**Task brief:** Copy every record below, exactly as written.

**Records supplied:**
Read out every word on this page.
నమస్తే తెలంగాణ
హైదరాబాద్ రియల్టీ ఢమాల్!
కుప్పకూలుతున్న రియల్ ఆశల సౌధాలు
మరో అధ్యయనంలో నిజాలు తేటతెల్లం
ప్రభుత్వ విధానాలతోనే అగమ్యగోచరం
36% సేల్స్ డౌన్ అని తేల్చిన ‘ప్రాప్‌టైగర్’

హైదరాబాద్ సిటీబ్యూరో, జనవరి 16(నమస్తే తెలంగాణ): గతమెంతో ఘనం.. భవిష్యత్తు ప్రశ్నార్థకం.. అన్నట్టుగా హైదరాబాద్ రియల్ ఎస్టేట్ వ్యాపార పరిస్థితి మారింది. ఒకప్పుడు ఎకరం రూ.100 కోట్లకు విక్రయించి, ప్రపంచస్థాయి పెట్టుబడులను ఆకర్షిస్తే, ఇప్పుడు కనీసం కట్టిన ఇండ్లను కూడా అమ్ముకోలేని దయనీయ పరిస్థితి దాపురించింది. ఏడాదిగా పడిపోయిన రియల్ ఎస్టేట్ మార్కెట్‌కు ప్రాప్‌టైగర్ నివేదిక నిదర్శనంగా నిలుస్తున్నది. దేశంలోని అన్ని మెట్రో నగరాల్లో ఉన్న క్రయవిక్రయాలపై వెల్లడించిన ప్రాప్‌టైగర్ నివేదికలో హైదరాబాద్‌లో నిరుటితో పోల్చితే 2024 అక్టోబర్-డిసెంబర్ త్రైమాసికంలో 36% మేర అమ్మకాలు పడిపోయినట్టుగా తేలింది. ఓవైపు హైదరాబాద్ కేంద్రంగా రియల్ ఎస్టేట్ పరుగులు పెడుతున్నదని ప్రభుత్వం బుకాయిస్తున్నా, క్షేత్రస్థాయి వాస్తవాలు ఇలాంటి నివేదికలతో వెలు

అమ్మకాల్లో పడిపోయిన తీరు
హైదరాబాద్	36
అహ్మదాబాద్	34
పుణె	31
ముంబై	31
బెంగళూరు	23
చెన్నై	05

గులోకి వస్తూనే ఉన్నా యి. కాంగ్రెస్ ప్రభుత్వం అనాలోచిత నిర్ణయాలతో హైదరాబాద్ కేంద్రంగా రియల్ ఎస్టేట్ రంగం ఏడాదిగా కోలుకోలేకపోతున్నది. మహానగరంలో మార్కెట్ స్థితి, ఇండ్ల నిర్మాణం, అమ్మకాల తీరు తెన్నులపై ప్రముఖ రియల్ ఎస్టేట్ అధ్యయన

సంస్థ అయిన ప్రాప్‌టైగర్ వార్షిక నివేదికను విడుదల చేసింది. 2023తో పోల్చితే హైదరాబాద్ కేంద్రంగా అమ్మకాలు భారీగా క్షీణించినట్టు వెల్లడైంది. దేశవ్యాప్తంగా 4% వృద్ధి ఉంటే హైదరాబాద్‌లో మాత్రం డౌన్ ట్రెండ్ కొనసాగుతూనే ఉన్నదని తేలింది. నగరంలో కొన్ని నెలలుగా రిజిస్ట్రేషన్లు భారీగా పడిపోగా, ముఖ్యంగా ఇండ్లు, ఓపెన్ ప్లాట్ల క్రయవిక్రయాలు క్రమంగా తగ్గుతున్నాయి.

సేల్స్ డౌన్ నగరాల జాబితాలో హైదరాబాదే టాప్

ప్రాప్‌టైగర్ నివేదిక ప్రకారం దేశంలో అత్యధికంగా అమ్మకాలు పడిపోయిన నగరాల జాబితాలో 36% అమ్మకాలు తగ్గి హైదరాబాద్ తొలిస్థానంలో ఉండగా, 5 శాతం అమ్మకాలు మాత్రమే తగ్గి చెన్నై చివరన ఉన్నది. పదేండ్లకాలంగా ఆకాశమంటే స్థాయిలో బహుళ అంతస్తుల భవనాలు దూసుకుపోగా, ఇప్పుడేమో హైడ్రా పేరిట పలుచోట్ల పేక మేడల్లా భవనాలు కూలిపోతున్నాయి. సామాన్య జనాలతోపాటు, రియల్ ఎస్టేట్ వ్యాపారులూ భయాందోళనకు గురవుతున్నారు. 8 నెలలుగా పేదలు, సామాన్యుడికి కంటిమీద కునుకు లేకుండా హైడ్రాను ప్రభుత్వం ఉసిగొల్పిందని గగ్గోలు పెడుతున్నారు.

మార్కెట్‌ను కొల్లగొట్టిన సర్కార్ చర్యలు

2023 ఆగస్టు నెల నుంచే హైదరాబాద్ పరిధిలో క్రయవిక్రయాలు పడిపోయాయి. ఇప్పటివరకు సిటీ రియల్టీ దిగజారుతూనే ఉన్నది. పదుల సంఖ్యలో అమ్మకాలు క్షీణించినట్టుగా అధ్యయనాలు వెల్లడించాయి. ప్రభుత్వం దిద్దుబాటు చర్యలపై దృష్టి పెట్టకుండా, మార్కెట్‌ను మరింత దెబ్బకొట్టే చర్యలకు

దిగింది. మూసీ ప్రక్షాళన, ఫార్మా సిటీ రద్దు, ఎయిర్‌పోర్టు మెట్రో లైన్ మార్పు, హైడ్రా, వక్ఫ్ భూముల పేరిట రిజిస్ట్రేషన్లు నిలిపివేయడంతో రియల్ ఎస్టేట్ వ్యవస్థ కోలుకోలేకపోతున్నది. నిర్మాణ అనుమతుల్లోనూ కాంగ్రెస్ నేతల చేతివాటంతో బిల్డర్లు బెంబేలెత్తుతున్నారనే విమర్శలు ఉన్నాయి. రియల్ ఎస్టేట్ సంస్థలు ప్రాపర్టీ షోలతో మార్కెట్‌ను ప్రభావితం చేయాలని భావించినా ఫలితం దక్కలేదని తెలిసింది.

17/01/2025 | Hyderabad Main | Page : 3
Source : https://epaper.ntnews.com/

**Written answer:**
Read out every word on this page.
నమస్తే తెలంగాణ
హైదరాబాద్ రియల్టీ ఢమాల్!
కుప్పకూలుతున్న రియల్ ఆశల సౌధాలు
మరో అధ్యయనంలో నిజాలు తేటతెల్లం
ప్రభుత్వ విధానాలతోనే అగమ్యగోచరం
36% సేల్స్ డౌన్ అని తేల్చిన ‘ప్రాప్‌టైగర్’

హైదరాబాద్ సిటీబ్యూరో, జనవరి 16(నమస్తే తెలంగాణ): గతమెంతో ఘనం.. భవిష్యత్తు ప్రశ్నార్థకం.. అన్నట్టుగా హైదరాబాద్ రియల్ ఎస్టేట్ వ్యాపార పరిస్థితి మారింది. ఒకప్పుడు ఎకరం రూ.100 కోట్లకు విక్రయించి, ప్రపంచస్థాయి పెట్టుబడులను ఆకర్షిస్తే, ఇప్పుడు కనీసం కట్టిన ఇండ్లను కూడా అమ్ముకోలేని దయనీయ పరిస్థితి దాపురించింది. ఏడాదిగా పడిపోయిన రియల్ ఎస్టేట్ మార్కెట్‌కు ప్రాప్‌టైగర్ నివేదిక నిదర్శనంగా నిలుస్తున్నది. దేశంలోని అన్ని మెట్రో నగరాల్లో ఉన్న క్రయవిక్రయాలపై వెల్లడించిన ప్రాప్‌టైగర్ నివేదికలో హైదరాబాద్‌లో నిరుటితో పోల్చితే 2024 అక్టోబర్-డిసెంబర్ త్రైమాసికంలో 36% మేర అమ్మకాలు పడిపోయినట్టుగా తేలింది. ఓవైపు హైదరాబాద్ కేంద్రంగా రియల్ ఎస్టేట్ పరుగులు పెడుతున్నదని ప్రభుత్వం బుకాయిస్తున్నా, క్షేత్రస్థాయి వాస్తవాలు ఇలాంటి నివేదికలతో వెలు

అమ్మకాల్లో పడిపోయిన తీరు
హైదరాబాద్	36
అహ్మదాబాద్	34
పుణె	31
ముంబై	31
బెంగళూరు	23
చెన్నై	05

గులోకి వస్తూనే ఉన్నా యి. కాంగ్రెస్ ప్రభుత్వం అనాలోచిత నిర్ణయాలతో హైదరాబాద్ కేంద్రంగా రియల్ ఎస్టేట్ రంగం ఏడాదిగా కోలుకోలేకపోతున్నది. మహానగరంలో మార్కెట్ స్థితి, ఇండ్ల నిర్మాణం, అమ్మకాల తీరు తెన్నులపై ప్రముఖ రియల్ ఎస్టేట్ అధ్యయన

సంస్థ అయిన ప్రాప్‌టైగర్ వార్షిక నివేదికను విడుదల చేసింది. 2023తో పోల్చితే హైదరాబాద్ కేంద్రంగా అమ్మకాలు భారీగా క్షీణించినట్టు వెల్లడైంది. దేశవ్యాప్తంగా 4% వృద్ధి ఉంటే హైదరాబాద్‌లో మాత్రం డౌన్ ట్రెండ్ కొనసాగుతూనే ఉన్నదని తేలింది. నగరంలో కొన్ని నెలలుగా రిజిస్ట్రేషన్లు భారీగా పడిపోగా, ముఖ్యంగా ఇండ్లు, ఓపెన్ ప్లాట్ల క్రయవిక్రయాలు క్రమంగా తగ్గుతున్నాయి.

సేల్స్ డౌన్ నగరాల జాబితాలో హైదరాబాదే టాప్

ప్రాప్‌టైగర్ నివేదిక ప్రకారం దేశంలో అత్యధికంగా అమ్మకాలు పడిపోయిన నగరాల జాబితాలో 36% అమ్మకాలు తగ్గి హైదరాబాద్ తొలిస్థానంలో ఉండగా, 5 శాతం అమ్మకాలు మాత్రమే తగ్గి చెన్నై చివరన ఉన్నది. పదేండ్లకాలంగా ఆకాశమంటే స్థాయిలో బహుళ అంతస్తుల భవనాలు దూసుకుపోగా, ఇప్పుడేమో హైడ్రా పేరిట పలుచోట్ల పేక మేడల్లా భవనాలు కూలిపోతున్నాయి. సామాన్య జనాలతోపాటు, రియల్ ఎస్టేట్ వ్యాపారులూ భయాందోళనకు గురవుతున్నారు. 8 నెలలుగా పేదలు, సామాన్యుడికి కంటిమీద కునుకు లేకుండా హైడ్రాను ప్రభుత్వం ఉసిగొల్పిందని గగ్గోలు పెడుతున్నారు.

మార్కెట్‌ను కొల్లగొట్టిన సర్కార్ చర్యలు

2023 ఆగస్టు నెల నుంచే హైదరాబాద్ పరిధిలో క్రయవిక్రయాలు పడిపోయాయి. ఇప్పటివరకు సిటీ రియల్టీ దిగజారుతూనే ఉన్నది. పదుల సంఖ్యలో అమ్మకాలు క్షీణించినట్టుగా అధ్యయనాలు వెల్లడించాయి. ప్రభుత్వం దిద్దుబాటు చర్యలపై దృష్టి పెట్టకుండా, మార్కెట్‌ను మరింత దెబ్బకొట్టే చర్యలకు

దిగింది. మూసీ ప్రక్షాళన, ఫార్మా సిటీ రద్దు, ఎయిర్‌పోర్టు మెట్రో లైన్ మార్పు, హైడ్రా, వక్ఫ్ భూముల పేరిట రిజిస్ట్రేషన్లు నిలిపివేయడంతో రియల్ ఎస్టేట్ వ్యవస్థ కోలుకోలేకపోతున్నది. నిర్మాణ అనుమతుల్లోనూ కాంగ్రెస్ నేతల చేతివాటంతో బిల్డర్లు బెంబేలెత్తుతున్నారనే విమర్శలు ఉన్నాయి. రియల్ ఎస్టేట్ సంస్థలు ప్రాపర్టీ షోలతో మార్కెట్‌ను ప్రభావితం చేయాలని భావించినా ఫలితం దక్కలేదని తెలిసింది.

17/01/2025 | Hyderabad Main | Page : 3
Source : https://epaper.ntnews.com/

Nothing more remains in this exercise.